### [WHAT TO DO]
Leave out the pictures; transcribe all else exactly.

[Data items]
========================================================================
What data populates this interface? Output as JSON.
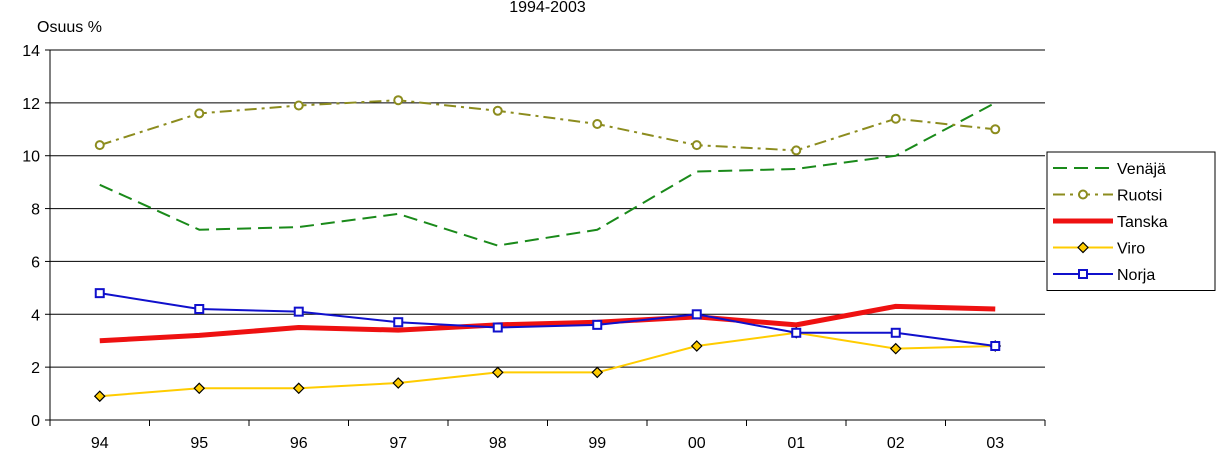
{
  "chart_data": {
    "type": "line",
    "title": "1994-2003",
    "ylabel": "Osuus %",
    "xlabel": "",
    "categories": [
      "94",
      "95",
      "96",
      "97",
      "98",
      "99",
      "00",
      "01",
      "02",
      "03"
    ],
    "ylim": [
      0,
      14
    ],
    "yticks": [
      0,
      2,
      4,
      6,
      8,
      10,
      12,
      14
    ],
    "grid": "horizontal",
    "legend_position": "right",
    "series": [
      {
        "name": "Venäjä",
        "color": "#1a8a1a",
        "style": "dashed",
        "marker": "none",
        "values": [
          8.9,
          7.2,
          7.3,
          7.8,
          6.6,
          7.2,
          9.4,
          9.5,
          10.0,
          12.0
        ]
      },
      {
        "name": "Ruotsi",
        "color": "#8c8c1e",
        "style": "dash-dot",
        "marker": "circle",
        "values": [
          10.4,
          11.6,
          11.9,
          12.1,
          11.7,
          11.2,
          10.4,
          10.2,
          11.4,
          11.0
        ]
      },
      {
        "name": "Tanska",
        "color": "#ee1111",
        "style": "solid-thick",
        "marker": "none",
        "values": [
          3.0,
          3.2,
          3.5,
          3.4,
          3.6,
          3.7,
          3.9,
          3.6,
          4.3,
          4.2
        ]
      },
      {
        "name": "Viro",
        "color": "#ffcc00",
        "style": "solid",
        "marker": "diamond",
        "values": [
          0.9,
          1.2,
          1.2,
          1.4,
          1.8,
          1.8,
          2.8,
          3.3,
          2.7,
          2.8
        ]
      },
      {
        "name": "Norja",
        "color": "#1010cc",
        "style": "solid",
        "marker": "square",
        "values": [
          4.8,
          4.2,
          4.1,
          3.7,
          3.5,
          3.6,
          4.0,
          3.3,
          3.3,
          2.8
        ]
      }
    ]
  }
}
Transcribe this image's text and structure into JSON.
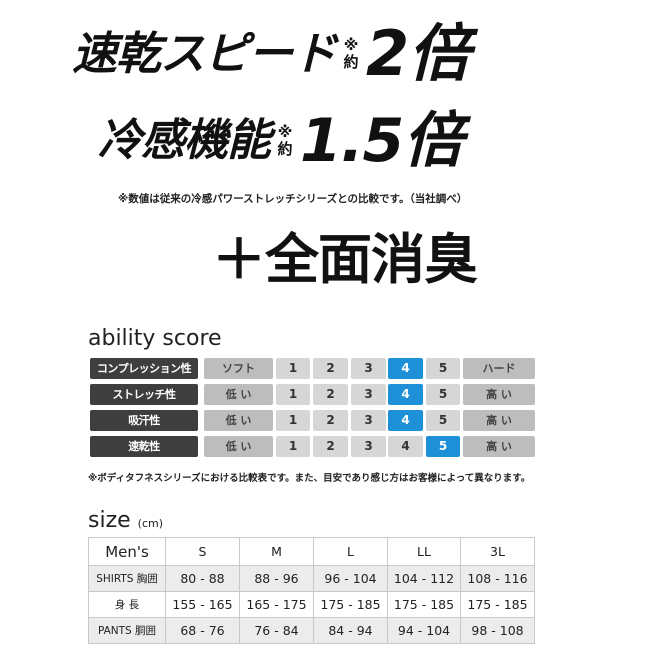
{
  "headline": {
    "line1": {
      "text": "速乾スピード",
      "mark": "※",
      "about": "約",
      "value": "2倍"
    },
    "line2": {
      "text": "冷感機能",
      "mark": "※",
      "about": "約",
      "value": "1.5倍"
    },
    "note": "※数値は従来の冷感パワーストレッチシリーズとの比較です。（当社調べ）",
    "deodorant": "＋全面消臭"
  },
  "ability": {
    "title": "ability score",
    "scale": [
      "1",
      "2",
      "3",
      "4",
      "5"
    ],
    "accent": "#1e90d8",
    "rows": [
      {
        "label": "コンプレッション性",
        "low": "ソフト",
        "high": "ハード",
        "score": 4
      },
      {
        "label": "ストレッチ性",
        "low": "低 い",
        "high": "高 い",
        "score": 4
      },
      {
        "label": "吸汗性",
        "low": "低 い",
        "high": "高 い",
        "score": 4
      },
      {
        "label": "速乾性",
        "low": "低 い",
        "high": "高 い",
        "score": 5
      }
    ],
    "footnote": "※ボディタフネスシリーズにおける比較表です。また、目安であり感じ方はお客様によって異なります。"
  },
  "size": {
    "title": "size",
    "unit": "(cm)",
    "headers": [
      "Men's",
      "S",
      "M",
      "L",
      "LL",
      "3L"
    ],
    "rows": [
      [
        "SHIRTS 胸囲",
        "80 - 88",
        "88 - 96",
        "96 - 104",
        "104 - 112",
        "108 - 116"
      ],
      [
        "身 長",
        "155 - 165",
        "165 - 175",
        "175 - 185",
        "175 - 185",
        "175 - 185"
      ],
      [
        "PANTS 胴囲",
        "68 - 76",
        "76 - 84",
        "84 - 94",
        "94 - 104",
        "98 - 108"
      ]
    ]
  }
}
========================================================================
### [SOLUTION FOR THIS TASK]
What data populates this interface? Output as JSON.
{
  "chart_data": {
    "type": "line",
    "title": "1994-2003",
    "ylabel": "Osuus %",
    "xlabel": "",
    "categories": [
      "94",
      "95",
      "96",
      "97",
      "98",
      "99",
      "00",
      "01",
      "02",
      "03"
    ],
    "ylim": [
      0,
      14
    ],
    "yticks": [
      0,
      2,
      4,
      6,
      8,
      10,
      12,
      14
    ],
    "grid": "horizontal",
    "legend_position": "right",
    "series": [
      {
        "name": "Venäjä",
        "color": "#1a8a1a",
        "style": "dashed",
        "marker": "none",
        "values": [
          8.9,
          7.2,
          7.3,
          7.8,
          6.6,
          7.2,
          9.4,
          9.5,
          10.0,
          12.0
        ]
      },
      {
        "name": "Ruotsi",
        "color": "#8c8c1e",
        "style": "dash-dot",
        "marker": "circle",
        "values": [
          10.4,
          11.6,
          11.9,
          12.1,
          11.7,
          11.2,
          10.4,
          10.2,
          11.4,
          11.0
        ]
      },
      {
        "name": "Tanska",
        "color": "#ee1111",
        "style": "solid-thick",
        "marker": "none",
        "values": [
          3.0,
          3.2,
          3.5,
          3.4,
          3.6,
          3.7,
          3.9,
          3.6,
          4.3,
          4.2
        ]
      },
      {
        "name": "Viro",
        "color": "#ffcc00",
        "style": "solid",
        "marker": "diamond",
        "values": [
          0.9,
          1.2,
          1.2,
          1.4,
          1.8,
          1.8,
          2.8,
          3.3,
          2.7,
          2.8
        ]
      },
      {
        "name": "Norja",
        "color": "#1010cc",
        "style": "solid",
        "marker": "square",
        "values": [
          4.8,
          4.2,
          4.1,
          3.7,
          3.5,
          3.6,
          4.0,
          3.3,
          3.3,
          2.8
        ]
      }
    ]
  }
}
Transcribe this image's text and structure into JSON.
{
  "headline": {
    "line1": {
      "text": "速乾スピード",
      "mark": "※",
      "about": "約",
      "value": "2倍"
    },
    "line2": {
      "text": "冷感機能",
      "mark": "※",
      "about": "約",
      "value": "1.5倍"
    },
    "note": "※数値は従来の冷感パワーストレッチシリーズとの比較です。（当社調べ）",
    "deodorant": "＋全面消臭"
  },
  "ability": {
    "title": "ability score",
    "scale": [
      "1",
      "2",
      "3",
      "4",
      "5"
    ],
    "accent": "#1e90d8",
    "rows": [
      {
        "label": "コンプレッション性",
        "low": "ソフト",
        "high": "ハード",
        "score": 4
      },
      {
        "label": "ストレッチ性",
        "low": "低 い",
        "high": "高 い",
        "score": 4
      },
      {
        "label": "吸汗性",
        "low": "低 い",
        "high": "高 い",
        "score": 4
      },
      {
        "label": "速乾性",
        "low": "低 い",
        "high": "高 い",
        "score": 5
      }
    ],
    "footnote": "※ボディタフネスシリーズにおける比較表です。また、目安であり感じ方はお客様によって異なります。"
  },
  "size": {
    "title": "size",
    "unit": "(cm)",
    "headers": [
      "Men's",
      "S",
      "M",
      "L",
      "LL",
      "3L"
    ],
    "rows": [
      [
        "SHIRTS 胸囲",
        "80 - 88",
        "88 - 96",
        "96 - 104",
        "104 - 112",
        "108 - 116"
      ],
      [
        "身 長",
        "155 - 165",
        "165 - 175",
        "175 - 185",
        "175 - 185",
        "175 - 185"
      ],
      [
        "PANTS 胴囲",
        "68 - 76",
        "76 - 84",
        "84 - 94",
        "94 - 104",
        "98 - 108"
      ]
    ]
  }
}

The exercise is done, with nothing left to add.